Task details:
Scan the lines below; pull out those with "SWISS".

Exercise materials:
* * *
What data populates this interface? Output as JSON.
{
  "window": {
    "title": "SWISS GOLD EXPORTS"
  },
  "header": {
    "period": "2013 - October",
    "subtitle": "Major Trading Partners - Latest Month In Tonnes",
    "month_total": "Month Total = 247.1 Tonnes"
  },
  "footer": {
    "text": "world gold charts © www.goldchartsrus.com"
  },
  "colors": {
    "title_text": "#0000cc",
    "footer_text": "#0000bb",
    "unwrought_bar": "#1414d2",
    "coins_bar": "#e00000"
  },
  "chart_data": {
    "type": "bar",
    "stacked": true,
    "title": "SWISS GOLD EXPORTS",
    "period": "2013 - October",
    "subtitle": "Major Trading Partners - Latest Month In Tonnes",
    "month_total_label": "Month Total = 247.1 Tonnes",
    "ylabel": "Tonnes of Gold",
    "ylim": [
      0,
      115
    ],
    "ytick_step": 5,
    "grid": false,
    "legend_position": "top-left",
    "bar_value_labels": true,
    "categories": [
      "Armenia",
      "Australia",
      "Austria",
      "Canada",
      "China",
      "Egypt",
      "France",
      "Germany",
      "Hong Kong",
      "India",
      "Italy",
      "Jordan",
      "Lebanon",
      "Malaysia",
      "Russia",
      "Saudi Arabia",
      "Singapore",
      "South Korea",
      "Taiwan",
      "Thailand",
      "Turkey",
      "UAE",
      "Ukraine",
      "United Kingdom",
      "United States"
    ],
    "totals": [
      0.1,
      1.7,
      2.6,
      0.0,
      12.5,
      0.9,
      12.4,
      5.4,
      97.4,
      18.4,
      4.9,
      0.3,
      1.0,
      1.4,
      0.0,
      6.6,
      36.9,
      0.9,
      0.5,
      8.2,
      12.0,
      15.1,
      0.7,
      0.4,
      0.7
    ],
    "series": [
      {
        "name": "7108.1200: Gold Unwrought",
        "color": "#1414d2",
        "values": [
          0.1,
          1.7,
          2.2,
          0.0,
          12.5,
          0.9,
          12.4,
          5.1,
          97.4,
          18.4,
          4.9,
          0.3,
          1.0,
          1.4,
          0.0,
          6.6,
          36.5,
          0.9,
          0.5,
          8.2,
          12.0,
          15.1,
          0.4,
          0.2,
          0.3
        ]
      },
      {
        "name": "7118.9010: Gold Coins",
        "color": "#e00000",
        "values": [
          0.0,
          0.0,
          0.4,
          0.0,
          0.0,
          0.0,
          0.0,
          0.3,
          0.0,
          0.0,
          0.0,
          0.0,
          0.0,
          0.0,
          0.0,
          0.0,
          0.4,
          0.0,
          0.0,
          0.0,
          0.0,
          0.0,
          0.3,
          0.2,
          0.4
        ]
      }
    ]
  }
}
* * *
Reply:
    "title": "SWISS GOLD EXPORTS"
    "title": "SWISS GOLD EXPORTS",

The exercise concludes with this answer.